_REQUIRED WORK_:
Go through the entries one line at a time, and gather every line that has the word "will".

(Raw records)
───
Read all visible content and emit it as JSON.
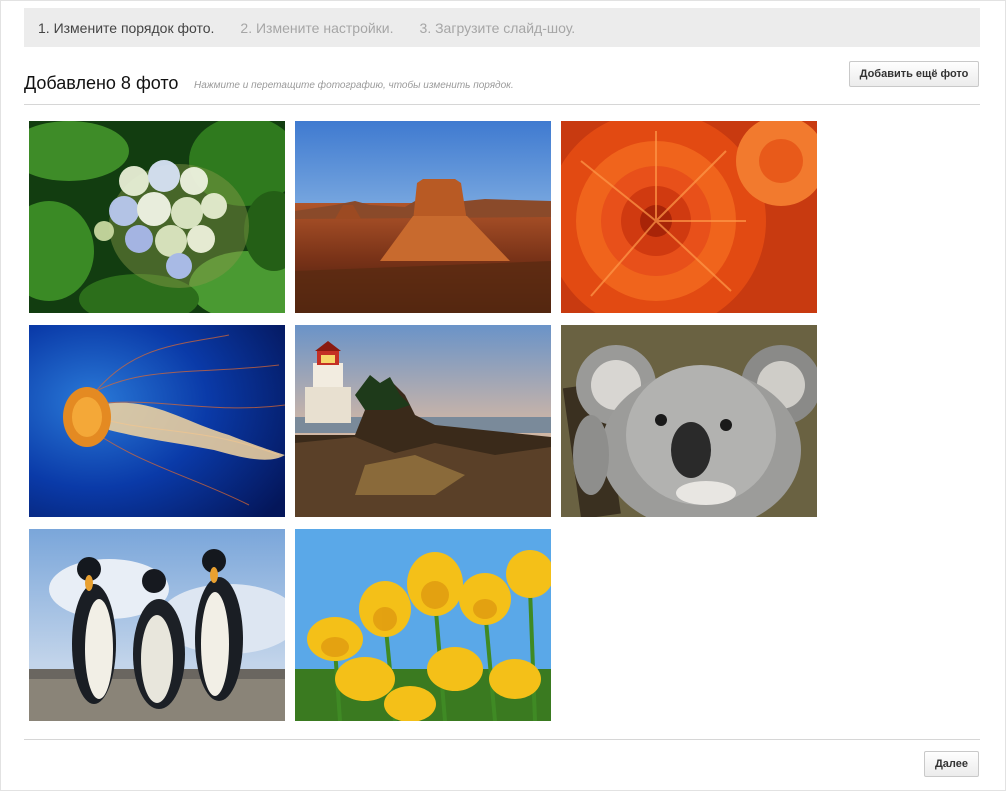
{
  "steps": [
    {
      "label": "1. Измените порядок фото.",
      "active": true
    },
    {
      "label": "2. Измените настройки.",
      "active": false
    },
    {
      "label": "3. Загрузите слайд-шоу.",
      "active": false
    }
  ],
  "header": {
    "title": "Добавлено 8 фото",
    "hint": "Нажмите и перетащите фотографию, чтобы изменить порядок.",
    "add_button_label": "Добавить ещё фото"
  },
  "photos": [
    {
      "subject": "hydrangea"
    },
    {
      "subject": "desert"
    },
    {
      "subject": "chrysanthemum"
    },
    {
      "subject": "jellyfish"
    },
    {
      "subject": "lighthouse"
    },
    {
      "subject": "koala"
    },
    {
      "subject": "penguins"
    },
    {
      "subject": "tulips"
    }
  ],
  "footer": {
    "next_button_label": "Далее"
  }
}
───
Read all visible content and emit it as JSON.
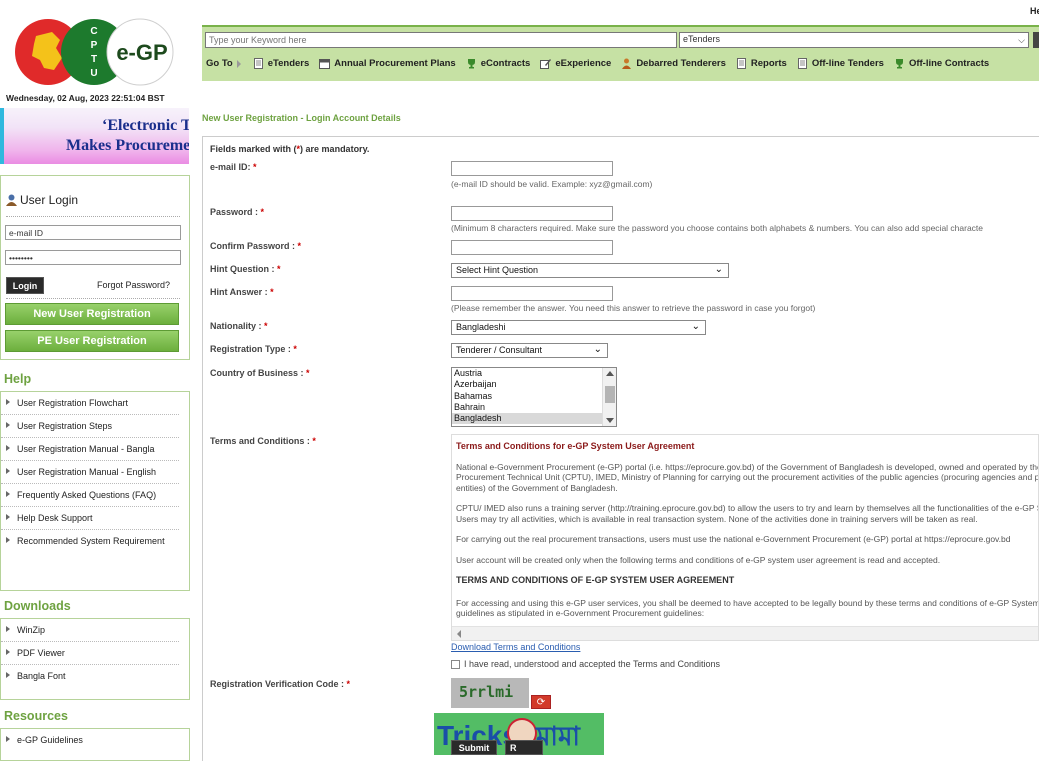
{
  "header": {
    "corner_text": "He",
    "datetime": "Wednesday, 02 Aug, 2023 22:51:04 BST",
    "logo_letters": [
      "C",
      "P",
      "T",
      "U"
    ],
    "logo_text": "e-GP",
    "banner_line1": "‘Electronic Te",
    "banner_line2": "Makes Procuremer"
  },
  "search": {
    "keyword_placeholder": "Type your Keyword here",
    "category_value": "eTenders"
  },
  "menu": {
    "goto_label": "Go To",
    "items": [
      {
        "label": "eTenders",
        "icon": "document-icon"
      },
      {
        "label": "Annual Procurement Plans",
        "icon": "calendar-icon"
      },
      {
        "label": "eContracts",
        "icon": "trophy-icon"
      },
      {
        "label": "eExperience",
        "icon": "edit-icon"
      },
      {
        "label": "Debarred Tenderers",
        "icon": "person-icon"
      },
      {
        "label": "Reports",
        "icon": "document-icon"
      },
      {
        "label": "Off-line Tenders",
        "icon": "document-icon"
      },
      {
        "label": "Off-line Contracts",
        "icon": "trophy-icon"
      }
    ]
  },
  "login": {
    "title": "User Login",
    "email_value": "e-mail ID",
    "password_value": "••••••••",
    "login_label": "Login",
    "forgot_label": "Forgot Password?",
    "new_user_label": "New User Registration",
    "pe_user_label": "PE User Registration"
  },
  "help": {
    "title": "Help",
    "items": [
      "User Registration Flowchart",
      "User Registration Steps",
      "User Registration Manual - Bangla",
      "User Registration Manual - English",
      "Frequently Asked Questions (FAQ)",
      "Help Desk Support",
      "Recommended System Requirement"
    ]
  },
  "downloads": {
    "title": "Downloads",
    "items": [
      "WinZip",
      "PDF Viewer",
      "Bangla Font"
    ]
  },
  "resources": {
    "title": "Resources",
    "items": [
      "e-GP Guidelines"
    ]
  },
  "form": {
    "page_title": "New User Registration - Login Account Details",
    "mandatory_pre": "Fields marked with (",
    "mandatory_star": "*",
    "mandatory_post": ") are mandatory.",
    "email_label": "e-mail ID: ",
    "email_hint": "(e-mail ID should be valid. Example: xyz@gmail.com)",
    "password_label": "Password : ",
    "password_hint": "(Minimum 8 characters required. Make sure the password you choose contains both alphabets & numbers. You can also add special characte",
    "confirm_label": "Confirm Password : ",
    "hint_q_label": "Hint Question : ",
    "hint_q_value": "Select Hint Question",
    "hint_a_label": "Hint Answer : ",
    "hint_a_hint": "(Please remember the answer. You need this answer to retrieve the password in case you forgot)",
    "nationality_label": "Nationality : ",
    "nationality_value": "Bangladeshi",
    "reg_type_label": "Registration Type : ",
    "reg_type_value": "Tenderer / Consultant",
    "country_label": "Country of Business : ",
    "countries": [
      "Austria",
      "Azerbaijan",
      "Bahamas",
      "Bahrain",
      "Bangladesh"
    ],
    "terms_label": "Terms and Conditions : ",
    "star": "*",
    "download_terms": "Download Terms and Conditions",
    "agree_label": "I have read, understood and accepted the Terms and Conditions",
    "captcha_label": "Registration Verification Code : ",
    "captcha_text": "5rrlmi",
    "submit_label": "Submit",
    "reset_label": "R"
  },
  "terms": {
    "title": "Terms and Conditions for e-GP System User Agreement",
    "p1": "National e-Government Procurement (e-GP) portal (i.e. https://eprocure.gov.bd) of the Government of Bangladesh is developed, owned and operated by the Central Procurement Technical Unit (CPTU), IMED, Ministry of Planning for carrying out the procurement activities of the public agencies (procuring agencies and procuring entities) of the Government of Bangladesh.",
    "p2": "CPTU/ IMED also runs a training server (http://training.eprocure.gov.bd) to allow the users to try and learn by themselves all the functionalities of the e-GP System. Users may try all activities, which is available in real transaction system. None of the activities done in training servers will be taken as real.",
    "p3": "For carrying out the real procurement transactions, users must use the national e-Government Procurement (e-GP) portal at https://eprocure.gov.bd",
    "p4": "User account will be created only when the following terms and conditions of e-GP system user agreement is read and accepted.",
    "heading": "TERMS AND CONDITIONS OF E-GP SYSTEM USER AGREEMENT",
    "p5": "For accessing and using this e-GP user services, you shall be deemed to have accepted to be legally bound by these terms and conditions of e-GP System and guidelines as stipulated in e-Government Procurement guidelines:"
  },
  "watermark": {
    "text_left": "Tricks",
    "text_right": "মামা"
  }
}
───
_EXERCISE RESPONSE_:
    "p2": "CPTU/ IMED also runs a training server (http://training.eprocure.gov.bd) to allow the users to try and learn by themselves all the functionalities of the e-GP System. Users may try all activities, which is available in real transaction system. None of the activities done in training servers will be taken as real.",
    "p4": "User account will be created only when the following terms and conditions of e-GP system user agreement is read and accepted.",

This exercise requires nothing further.